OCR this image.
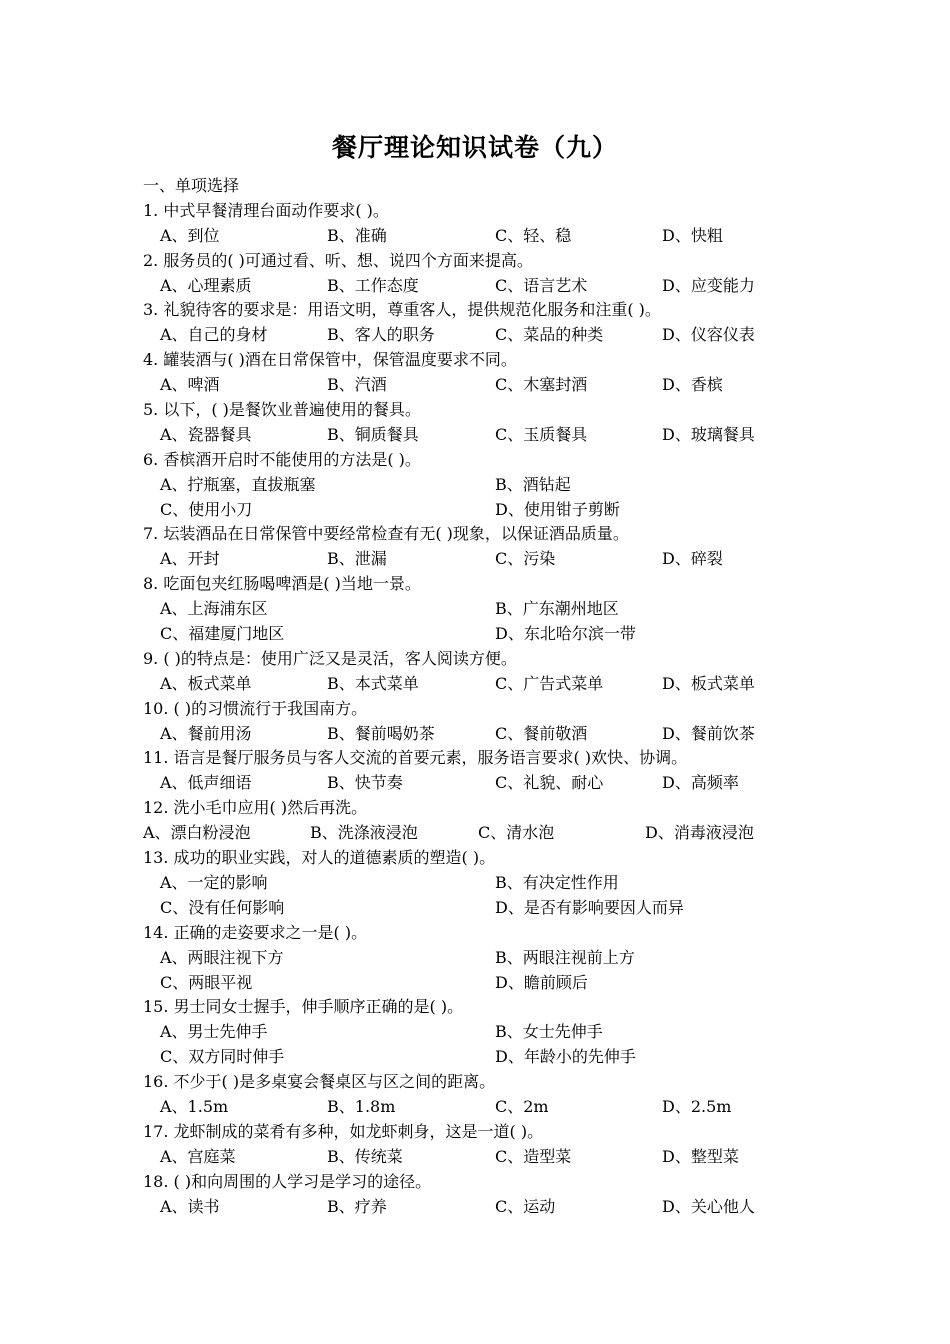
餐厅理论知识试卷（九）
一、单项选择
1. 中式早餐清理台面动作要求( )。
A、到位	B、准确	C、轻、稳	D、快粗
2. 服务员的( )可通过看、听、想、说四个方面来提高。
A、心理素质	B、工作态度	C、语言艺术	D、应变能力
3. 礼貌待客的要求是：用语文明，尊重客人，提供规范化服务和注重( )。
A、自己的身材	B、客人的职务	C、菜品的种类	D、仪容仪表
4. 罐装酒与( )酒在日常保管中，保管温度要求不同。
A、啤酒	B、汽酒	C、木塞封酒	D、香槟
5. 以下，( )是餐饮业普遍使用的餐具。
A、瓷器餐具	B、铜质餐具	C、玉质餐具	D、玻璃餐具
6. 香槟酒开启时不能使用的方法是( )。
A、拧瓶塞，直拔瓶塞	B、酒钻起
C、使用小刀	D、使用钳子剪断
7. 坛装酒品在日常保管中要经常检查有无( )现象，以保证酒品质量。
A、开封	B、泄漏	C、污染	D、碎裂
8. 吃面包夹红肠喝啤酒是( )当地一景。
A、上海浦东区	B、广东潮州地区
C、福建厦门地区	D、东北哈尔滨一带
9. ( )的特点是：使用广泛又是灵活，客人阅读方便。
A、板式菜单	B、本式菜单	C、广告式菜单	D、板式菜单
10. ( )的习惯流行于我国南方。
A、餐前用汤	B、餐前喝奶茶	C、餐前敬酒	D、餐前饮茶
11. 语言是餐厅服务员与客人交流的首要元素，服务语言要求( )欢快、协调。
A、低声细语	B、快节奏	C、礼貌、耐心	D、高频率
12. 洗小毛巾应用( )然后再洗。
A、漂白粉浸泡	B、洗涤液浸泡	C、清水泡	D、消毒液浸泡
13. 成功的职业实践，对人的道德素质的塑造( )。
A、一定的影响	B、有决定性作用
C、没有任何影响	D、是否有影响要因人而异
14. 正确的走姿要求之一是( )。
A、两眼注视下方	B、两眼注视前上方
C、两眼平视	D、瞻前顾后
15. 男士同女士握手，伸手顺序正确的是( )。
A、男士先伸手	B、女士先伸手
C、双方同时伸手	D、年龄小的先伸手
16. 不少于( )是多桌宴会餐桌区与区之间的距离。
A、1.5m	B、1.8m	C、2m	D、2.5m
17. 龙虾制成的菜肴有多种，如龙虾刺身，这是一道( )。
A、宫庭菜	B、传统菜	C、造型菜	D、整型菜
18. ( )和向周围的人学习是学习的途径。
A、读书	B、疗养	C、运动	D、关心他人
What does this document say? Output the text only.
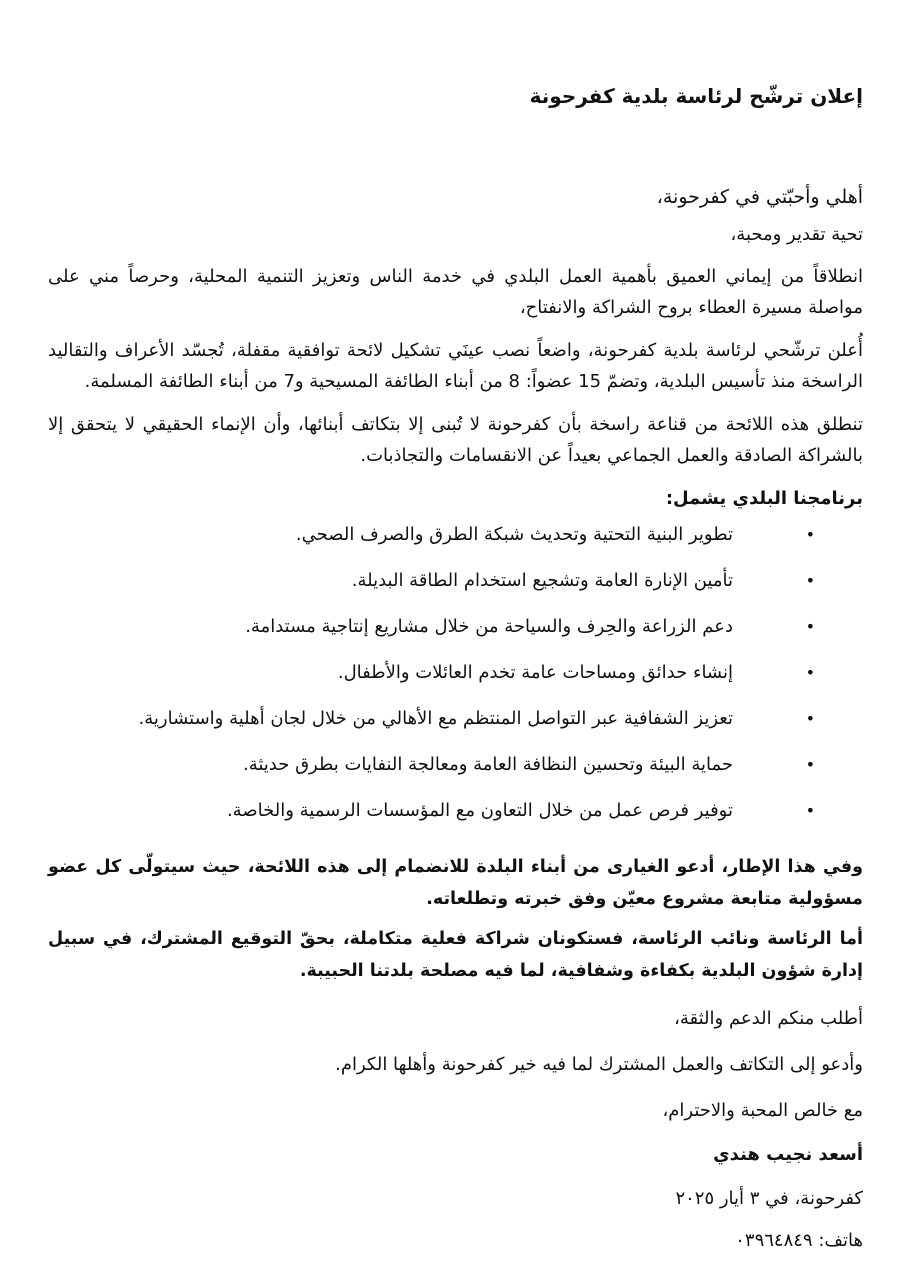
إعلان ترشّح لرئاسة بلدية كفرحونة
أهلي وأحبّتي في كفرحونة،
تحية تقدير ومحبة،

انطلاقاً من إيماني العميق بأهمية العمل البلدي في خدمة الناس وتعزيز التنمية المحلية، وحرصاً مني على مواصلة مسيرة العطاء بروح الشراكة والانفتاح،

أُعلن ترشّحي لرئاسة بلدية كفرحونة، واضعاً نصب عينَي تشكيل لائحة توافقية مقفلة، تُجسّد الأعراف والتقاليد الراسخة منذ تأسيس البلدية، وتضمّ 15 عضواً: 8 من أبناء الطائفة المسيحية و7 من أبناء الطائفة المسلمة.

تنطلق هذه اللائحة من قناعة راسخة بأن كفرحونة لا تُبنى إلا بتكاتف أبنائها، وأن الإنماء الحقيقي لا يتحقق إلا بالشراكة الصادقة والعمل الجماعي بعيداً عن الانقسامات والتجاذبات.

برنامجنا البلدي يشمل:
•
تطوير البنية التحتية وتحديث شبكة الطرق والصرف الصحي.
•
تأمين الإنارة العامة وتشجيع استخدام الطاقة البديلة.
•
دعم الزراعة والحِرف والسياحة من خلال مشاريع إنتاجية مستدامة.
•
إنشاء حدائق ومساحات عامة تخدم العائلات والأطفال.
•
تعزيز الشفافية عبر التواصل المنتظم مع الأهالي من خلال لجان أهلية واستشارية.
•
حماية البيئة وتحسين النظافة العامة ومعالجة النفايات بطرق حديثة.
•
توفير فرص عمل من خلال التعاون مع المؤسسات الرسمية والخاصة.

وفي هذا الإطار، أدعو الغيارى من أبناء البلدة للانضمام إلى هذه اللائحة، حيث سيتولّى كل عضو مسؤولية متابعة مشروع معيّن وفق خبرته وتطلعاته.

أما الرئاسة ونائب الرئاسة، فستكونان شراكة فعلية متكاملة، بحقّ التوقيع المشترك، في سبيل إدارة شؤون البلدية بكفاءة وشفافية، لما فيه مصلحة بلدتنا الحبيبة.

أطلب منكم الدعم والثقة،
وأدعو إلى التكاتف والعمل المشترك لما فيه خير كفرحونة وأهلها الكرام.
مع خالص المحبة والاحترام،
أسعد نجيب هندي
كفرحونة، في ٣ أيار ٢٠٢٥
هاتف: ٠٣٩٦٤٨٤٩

———

> [What the task requires]: In your copy of the records, include no pictures; repeat everything else exactly.

> [Worked solution]:
OCR this image.
餐厅理论知识试卷（九）
一、单项选择
1. 中式早餐清理台面动作要求( )。
A、到位	B、准确	C、轻、稳	D、快粗
2. 服务员的( )可通过看、听、想、说四个方面来提高。
A、心理素质	B、工作态度	C、语言艺术	D、应变能力
3. 礼貌待客的要求是：用语文明，尊重客人，提供规范化服务和注重( )。
A、自己的身材	B、客人的职务	C、菜品的种类	D、仪容仪表
4. 罐装酒与( )酒在日常保管中，保管温度要求不同。
A、啤酒	B、汽酒	C、木塞封酒	D、香槟
5. 以下，( )是餐饮业普遍使用的餐具。
A、瓷器餐具	B、铜质餐具	C、玉质餐具	D、玻璃餐具
6. 香槟酒开启时不能使用的方法是( )。
A、拧瓶塞，直拔瓶塞	B、酒钻起
C、使用小刀	D、使用钳子剪断
7. 坛装酒品在日常保管中要经常检查有无( )现象，以保证酒品质量。
A、开封	B、泄漏	C、污染	D、碎裂
8. 吃面包夹红肠喝啤酒是( )当地一景。
A、上海浦东区	B、广东潮州地区
C、福建厦门地区	D、东北哈尔滨一带
9. ( )的特点是：使用广泛又是灵活，客人阅读方便。
A、板式菜单	B、本式菜单	C、广告式菜单	D、板式菜单
10. ( )的习惯流行于我国南方。
A、餐前用汤	B、餐前喝奶茶	C、餐前敬酒	D、餐前饮茶
11. 语言是餐厅服务员与客人交流的首要元素，服务语言要求( )欢快、协调。
A、低声细语	B、快节奏	C、礼貌、耐心	D、高频率
12. 洗小毛巾应用( )然后再洗。
A、漂白粉浸泡	B、洗涤液浸泡	C、清水泡	D、消毒液浸泡
13. 成功的职业实践，对人的道德素质的塑造( )。
A、一定的影响	B、有决定性作用
C、没有任何影响	D、是否有影响要因人而异
14. 正确的走姿要求之一是( )。
A、两眼注视下方	B、两眼注视前上方
C、两眼平视	D、瞻前顾后
15. 男士同女士握手，伸手顺序正确的是( )。
A、男士先伸手	B、女士先伸手
C、双方同时伸手	D、年龄小的先伸手
16. 不少于( )是多桌宴会餐桌区与区之间的距离。
A、1.5m	B、1.8m	C、2m	D、2.5m
17. 龙虾制成的菜肴有多种，如龙虾刺身，这是一道( )。
A、宫庭菜	B、传统菜	C、造型菜	D、整型菜
18. ( )和向周围的人学习是学习的途径。
A、读书	B、疗养	C、运动	D、关心他人
What does this document say? Output the text only.
إعلان ترشّح لرئاسة بلدية كفرحونة
أهلي وأحبّتي في كفرحونة،
تحية تقدير ومحبة،

انطلاقاً من إيماني العميق بأهمية العمل البلدي في خدمة الناس وتعزيز التنمية المحلية، وحرصاً مني على مواصلة مسيرة العطاء بروح الشراكة والانفتاح،

أُعلن ترشّحي لرئاسة بلدية كفرحونة، واضعاً نصب عينَي تشكيل لائحة توافقية مقفلة، تُجسّد الأعراف والتقاليد الراسخة منذ تأسيس البلدية، وتضمّ 15 عضواً: 8 من أبناء الطائفة المسيحية و7 من أبناء الطائفة المسلمة.

تنطلق هذه اللائحة من قناعة راسخة بأن كفرحونة لا تُبنى إلا بتكاتف أبنائها، وأن الإنماء الحقيقي لا يتحقق إلا بالشراكة الصادقة والعمل الجماعي بعيداً عن الانقسامات والتجاذبات.

برنامجنا البلدي يشمل:
•
تطوير البنية التحتية وتحديث شبكة الطرق والصرف الصحي.
•
تأمين الإنارة العامة وتشجيع استخدام الطاقة البديلة.
•
دعم الزراعة والحِرف والسياحة من خلال مشاريع إنتاجية مستدامة.
•
إنشاء حدائق ومساحات عامة تخدم العائلات والأطفال.
•
تعزيز الشفافية عبر التواصل المنتظم مع الأهالي من خلال لجان أهلية واستشارية.
•
حماية البيئة وتحسين النظافة العامة ومعالجة النفايات بطرق حديثة.
•
توفير فرص عمل من خلال التعاون مع المؤسسات الرسمية والخاصة.

وفي هذا الإطار، أدعو الغيارى من أبناء البلدة للانضمام إلى هذه اللائحة، حيث سيتولّى كل عضو مسؤولية متابعة مشروع معيّن وفق خبرته وتطلعاته.

أما الرئاسة ونائب الرئاسة، فستكونان شراكة فعلية متكاملة، بحقّ التوقيع المشترك، في سبيل إدارة شؤون البلدية بكفاءة وشفافية، لما فيه مصلحة بلدتنا الحبيبة.

أطلب منكم الدعم والثقة،
وأدعو إلى التكاتف والعمل المشترك لما فيه خير كفرحونة وأهلها الكرام.
مع خالص المحبة والاحترام،
أسعد نجيب هندي
كفرحونة، في ٣ أيار ٢٠٢٥
هاتف: ٠٣٩٦٤٨٤٩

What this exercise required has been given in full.